▶ Source extract:
>>>>

Following gating, single-cell fluorescence values of GFP-NLRP3 expression were exported for each population. The proportion of speck-positive cells of the total population was calculated using a step-binning method, in which a bin of fixed width (one-quarter the range of the MFI) was ‘stepped’ through the data, moving forward toward increasing GFP-NLRP3 expression in 0.1 ΔMFI increments. Within each bin step, the number of speck-positive and -negative cells was compared, with the proportion of positive cells calculated. This process allows for the generation of a dose–response curve (Extended Data Fig. 2f) based on the level of NLRP3 expression in a cell.
Relative EC50 values for each curve were generated using the package ‘drda’76. We utilized a four-parameter logistic function ‘L4’ with the following limits (min,max): α (0,1), δ (−inf,1), η (−inf,+inf) and φ (0,+inf), where α is the value of the function when x approaches infinity, δ is the height of the curve, η is the steepness of the curve and φ is the midpoint (EC50). Obtained EC50 values for each sample were converted into ASC50 using the following equation: (EC50(WT control) − EC50(sample))/EC50(WT control).
For analysis using FlowJo, cells were then gated on the BFP-ASC and GFP-NLRP3 double-positive population. This population was further divided into eight subgroups based on GFP-NLRP3 expression. The ASC speck percentage was analyzed for each subgroup individually.

<<<<

▶ Instructions:
a: Reproduce the passage from the flow cytometry methods text starting at "For analysis using" and ending at "each subgroup individually.".
b: Continue the flow cytometry methods text from the point where it stops.
The items that follow have no connection to the flow cytometry methods text.

▶ Recorded information:

>>>>

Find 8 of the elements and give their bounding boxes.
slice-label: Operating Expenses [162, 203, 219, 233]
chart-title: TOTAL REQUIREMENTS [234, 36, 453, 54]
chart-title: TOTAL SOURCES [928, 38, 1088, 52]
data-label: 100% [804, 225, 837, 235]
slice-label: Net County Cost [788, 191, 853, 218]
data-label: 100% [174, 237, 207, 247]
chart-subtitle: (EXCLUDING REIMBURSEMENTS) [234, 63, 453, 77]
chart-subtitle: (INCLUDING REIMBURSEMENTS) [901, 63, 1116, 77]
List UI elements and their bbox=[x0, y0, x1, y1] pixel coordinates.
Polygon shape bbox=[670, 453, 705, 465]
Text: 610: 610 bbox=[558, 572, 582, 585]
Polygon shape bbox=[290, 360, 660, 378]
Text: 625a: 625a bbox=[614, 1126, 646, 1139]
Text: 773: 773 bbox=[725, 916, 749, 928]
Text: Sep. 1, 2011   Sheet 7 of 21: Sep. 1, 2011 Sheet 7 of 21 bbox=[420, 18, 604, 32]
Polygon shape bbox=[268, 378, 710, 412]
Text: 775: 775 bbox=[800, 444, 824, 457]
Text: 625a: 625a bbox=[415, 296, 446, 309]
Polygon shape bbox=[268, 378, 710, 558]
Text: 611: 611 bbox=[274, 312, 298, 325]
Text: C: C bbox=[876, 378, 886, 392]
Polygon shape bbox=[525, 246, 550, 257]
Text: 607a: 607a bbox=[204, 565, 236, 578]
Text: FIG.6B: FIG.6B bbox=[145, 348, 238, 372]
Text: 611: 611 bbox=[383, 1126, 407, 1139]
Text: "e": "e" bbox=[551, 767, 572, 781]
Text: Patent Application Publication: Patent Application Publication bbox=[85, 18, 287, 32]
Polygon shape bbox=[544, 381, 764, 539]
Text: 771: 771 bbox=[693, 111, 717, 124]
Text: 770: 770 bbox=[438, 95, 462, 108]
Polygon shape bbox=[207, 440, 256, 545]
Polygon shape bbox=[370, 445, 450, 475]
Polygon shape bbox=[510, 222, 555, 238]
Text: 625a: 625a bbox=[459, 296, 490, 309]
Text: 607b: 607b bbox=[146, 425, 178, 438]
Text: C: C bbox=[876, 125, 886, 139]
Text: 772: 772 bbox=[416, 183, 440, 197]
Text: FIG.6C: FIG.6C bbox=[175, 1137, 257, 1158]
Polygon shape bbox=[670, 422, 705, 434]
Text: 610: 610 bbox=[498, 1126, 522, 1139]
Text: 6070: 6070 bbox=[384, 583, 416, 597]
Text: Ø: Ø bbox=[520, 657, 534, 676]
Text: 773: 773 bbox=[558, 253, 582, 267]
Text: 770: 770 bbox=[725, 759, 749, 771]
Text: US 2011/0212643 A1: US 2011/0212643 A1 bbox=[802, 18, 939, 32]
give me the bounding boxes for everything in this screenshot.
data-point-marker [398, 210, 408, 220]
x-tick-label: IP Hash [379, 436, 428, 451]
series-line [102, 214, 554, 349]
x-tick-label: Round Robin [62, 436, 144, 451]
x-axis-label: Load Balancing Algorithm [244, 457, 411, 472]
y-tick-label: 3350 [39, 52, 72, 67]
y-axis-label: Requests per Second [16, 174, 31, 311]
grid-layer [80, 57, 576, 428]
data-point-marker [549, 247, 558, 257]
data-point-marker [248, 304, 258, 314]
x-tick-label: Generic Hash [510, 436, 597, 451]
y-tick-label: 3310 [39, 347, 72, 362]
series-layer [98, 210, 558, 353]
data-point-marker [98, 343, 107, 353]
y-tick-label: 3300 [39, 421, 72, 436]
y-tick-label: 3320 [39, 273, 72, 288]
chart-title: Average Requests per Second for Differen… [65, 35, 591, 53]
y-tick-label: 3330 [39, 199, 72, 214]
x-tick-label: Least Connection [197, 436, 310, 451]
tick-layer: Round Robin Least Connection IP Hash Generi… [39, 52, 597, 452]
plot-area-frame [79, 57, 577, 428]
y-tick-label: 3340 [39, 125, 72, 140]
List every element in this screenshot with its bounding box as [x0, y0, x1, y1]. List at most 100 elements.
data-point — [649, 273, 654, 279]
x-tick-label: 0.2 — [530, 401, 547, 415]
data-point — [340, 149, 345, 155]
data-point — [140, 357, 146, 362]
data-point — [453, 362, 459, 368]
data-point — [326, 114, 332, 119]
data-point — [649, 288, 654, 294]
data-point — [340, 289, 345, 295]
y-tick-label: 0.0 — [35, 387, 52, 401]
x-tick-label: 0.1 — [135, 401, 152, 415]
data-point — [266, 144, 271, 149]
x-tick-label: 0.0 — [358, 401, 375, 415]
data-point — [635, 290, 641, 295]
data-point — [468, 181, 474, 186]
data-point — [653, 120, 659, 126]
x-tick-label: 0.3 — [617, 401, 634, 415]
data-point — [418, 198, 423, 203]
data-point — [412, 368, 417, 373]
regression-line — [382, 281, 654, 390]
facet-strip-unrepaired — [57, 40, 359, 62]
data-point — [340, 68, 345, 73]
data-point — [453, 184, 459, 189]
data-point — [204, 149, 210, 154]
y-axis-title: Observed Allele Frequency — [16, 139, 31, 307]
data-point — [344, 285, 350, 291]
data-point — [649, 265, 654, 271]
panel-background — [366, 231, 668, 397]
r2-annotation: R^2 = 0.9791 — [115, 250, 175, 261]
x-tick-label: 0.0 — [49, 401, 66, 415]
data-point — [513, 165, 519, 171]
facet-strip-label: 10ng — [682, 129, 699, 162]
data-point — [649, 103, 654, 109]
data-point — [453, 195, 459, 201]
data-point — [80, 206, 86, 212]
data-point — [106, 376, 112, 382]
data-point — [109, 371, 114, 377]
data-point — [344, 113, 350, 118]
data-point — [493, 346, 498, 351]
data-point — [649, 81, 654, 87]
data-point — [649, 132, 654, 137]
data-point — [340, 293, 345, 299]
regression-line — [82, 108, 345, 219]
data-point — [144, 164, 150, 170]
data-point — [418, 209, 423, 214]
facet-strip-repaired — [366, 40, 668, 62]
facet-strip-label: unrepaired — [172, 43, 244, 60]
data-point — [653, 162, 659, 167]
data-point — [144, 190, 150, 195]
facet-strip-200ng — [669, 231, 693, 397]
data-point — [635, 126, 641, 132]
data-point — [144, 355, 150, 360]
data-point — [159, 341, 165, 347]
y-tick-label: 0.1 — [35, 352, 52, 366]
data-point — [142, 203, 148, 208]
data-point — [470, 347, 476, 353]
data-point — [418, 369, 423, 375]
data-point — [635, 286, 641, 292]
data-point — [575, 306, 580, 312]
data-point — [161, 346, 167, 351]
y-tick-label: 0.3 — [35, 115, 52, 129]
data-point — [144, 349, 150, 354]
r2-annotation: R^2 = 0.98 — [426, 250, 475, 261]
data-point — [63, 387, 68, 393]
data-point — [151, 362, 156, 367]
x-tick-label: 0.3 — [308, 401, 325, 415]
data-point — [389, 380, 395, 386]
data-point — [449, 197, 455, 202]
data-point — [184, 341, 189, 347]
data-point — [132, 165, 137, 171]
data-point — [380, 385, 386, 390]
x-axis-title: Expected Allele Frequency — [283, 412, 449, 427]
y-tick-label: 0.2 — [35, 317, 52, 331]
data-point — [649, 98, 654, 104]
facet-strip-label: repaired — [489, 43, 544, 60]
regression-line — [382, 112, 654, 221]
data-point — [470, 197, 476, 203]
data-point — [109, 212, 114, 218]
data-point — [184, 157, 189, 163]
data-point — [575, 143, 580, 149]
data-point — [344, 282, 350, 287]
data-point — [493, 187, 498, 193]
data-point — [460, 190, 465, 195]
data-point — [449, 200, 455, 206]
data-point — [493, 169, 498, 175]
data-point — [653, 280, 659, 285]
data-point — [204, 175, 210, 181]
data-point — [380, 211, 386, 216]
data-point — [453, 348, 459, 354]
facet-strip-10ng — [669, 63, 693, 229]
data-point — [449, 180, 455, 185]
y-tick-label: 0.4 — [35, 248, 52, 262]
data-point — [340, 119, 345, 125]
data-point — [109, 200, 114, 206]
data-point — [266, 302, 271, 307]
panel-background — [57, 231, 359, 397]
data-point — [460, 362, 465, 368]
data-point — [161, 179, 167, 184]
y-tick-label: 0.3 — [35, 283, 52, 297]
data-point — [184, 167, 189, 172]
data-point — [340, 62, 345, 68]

<<<<

▶ Task-by-task results:
a:
For analysis using FlowJo, cells were then gated on the BFP-ASC and GFP-NLRP3 double-positive population. This population was further divided into eight subgroups based on GFP-NLRP3 expression. The ASC speck percentage was analyzed for each subgroup individually.

b:
Bioinformatic analysis
DynaMut and DDmut were used to predict protein structural stability after mutation50,77. The mCSM-lig was used to predict ligand affinity between NLRP3 and MCC950 (ref. 59). Jpred was used to predict the secondary structure78.
Structural analysis
The structure of the active NLRP3 inflammasome disk (PDB: 8EJ4), the inactive MCC950-bound NLRP3 decamer (PDB:7PZC), the NEK7-bound active NLRP3 (PDB: 6NPY) and the PYD filament of NLRP3 (PDB: 7PZD) have been described previously5,11,12,42. Structural analysis and point mutations were performed using ChimeraX. The orientation of a single amino acid variant with the least number of clashes was chosen. The ASC50 data were annotated into the NLRP3 structure with Pymol (v.2.5.0, Schrödinger) using the data2bfactor script written by R.L. Campbell. The Python script for data2bfactor was updated by ChatGPT (OpenAI) and adapted to the latest version of Python.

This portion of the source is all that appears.